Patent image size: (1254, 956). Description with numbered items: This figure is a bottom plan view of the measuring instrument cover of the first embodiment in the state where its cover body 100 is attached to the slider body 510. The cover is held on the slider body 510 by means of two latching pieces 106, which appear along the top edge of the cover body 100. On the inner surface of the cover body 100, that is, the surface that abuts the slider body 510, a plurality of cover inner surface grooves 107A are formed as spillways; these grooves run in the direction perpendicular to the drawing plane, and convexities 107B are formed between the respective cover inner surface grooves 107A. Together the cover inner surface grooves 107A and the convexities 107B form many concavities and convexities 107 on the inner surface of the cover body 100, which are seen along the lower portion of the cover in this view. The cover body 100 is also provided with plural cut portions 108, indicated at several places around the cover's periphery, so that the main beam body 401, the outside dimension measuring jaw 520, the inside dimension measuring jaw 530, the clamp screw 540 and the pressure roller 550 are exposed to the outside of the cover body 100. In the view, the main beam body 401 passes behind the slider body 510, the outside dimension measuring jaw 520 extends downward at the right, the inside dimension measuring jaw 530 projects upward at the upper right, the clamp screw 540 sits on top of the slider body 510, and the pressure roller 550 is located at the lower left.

--

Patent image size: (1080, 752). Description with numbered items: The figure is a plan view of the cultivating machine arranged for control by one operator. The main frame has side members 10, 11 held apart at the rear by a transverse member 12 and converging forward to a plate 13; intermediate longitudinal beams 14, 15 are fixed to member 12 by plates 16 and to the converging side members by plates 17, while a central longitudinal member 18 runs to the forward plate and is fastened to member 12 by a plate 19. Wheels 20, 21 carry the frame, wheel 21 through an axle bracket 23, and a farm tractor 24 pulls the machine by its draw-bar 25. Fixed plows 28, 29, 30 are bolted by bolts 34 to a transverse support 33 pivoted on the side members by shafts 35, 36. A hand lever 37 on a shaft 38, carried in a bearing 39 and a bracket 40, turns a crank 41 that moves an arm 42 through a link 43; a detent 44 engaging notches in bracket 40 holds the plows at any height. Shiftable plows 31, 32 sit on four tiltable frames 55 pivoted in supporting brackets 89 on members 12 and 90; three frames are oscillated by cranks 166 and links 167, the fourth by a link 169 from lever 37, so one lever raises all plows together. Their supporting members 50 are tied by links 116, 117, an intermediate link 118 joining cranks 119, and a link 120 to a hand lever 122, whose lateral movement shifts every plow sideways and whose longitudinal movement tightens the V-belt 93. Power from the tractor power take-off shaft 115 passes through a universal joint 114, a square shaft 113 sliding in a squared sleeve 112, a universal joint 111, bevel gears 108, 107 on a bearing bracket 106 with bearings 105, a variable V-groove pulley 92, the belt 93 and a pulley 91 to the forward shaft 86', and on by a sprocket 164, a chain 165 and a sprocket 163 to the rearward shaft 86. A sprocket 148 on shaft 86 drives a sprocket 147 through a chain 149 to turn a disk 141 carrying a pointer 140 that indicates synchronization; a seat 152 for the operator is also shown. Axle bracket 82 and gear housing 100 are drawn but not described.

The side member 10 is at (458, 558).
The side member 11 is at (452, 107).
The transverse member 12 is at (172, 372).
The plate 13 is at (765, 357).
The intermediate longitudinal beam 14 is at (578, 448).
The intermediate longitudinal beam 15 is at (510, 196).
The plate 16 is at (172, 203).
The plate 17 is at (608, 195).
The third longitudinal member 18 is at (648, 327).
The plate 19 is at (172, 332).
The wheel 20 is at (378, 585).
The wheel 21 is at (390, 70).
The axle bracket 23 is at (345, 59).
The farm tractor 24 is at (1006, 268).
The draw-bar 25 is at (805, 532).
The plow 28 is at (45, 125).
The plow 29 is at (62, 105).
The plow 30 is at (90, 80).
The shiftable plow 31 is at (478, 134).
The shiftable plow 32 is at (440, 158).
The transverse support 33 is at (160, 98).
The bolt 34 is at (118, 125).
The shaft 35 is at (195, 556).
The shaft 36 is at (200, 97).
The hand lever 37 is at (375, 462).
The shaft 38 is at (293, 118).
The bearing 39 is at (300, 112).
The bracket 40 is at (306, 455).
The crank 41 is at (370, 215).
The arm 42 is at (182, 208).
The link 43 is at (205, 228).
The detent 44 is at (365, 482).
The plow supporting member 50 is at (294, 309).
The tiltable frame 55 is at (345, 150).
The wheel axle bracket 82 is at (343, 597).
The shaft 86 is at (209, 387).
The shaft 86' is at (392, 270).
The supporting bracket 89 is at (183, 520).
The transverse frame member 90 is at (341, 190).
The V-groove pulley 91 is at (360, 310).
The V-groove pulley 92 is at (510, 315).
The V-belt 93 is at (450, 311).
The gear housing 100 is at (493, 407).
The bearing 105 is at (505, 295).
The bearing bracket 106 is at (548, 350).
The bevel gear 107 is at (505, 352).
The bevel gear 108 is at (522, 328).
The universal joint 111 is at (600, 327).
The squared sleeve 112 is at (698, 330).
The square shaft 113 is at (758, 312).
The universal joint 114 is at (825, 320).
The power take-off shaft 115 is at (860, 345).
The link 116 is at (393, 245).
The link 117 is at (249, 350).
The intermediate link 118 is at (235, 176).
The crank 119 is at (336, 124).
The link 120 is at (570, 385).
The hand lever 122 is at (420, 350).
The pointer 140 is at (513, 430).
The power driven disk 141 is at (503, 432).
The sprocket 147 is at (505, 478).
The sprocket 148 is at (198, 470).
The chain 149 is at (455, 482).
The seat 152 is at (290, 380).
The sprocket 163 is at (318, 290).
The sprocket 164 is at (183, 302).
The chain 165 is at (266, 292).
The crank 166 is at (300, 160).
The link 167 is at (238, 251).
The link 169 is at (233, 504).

- **Requirement**
Return unchanged every line of the data between the line holding "Patent image size: (1080, 752)." and the line holding "The side member 10 is at (458, 558).", inclusive.

- **Result of this task**
Patent image size: (1080, 752). Description with numbered items: The figure is a plan view of the cultivating machine arranged for control by one operator. The main frame has side members 10, 11 held apart at the rear by a transverse member 12 and converging forward to a plate 13; intermediate longitudinal beams 14, 15 are fixed to member 12 by plates 16 and to the converging side members by plates 17, while a central longitudinal member 18 runs to the forward plate and is fastened to member 12 by a plate 19. Wheels 20, 21 carry the frame, wheel 21 through an axle bracket 23, and a farm tractor 24 pulls the machine by its draw-bar 25. Fixed plows 28, 29, 30 are bolted by bolts 34 to a transverse support 33 pivoted on the side members by shafts 35, 36. A hand lever 37 on a shaft 38, carried in a bearing 39 and a bracket 40, turns a crank 41 that moves an arm 42 through a link 43; a detent 44 engaging notches in bracket 40 holds the plows at any height. Shiftable plows 31, 32 sit on four tiltable frames 55 pivoted in supporting brackets 89 on members 12 and 90; three frames are oscillated by cranks 166 and links 167, the fourth by a link 169 from lever 37, so one lever raises all plows together. Their supporting members 50 are tied by links 116, 117, an intermediate link 118 joining cranks 119, and a link 120 to a hand lever 122, whose lateral movement shifts every plow sideways and whose longitudinal movement tightens the V-belt 93. Power from the tractor power take-off shaft 115 passes through a universal joint 114, a square shaft 113 sliding in a squared sleeve 112, a universal joint 111, bevel gears 108, 107 on a bearing bracket 106 with bearings 105, a variable V-groove pulley 92, the belt 93 and a pulley 91 to the forward shaft 86', and on by a sprocket 164, a chain 165 and a sprocket 163 to the rearward shaft 86. A sprocket 148 on shaft 86 drives a sprocket 147 through a chain 149 to turn a disk 141 carrying a pointer 140 that indicates synchronization; a seat 152 for the operator is also shown. Axle bracket 82 and gear housing 100 are drawn but not described.

The side member 10 is at (458, 558).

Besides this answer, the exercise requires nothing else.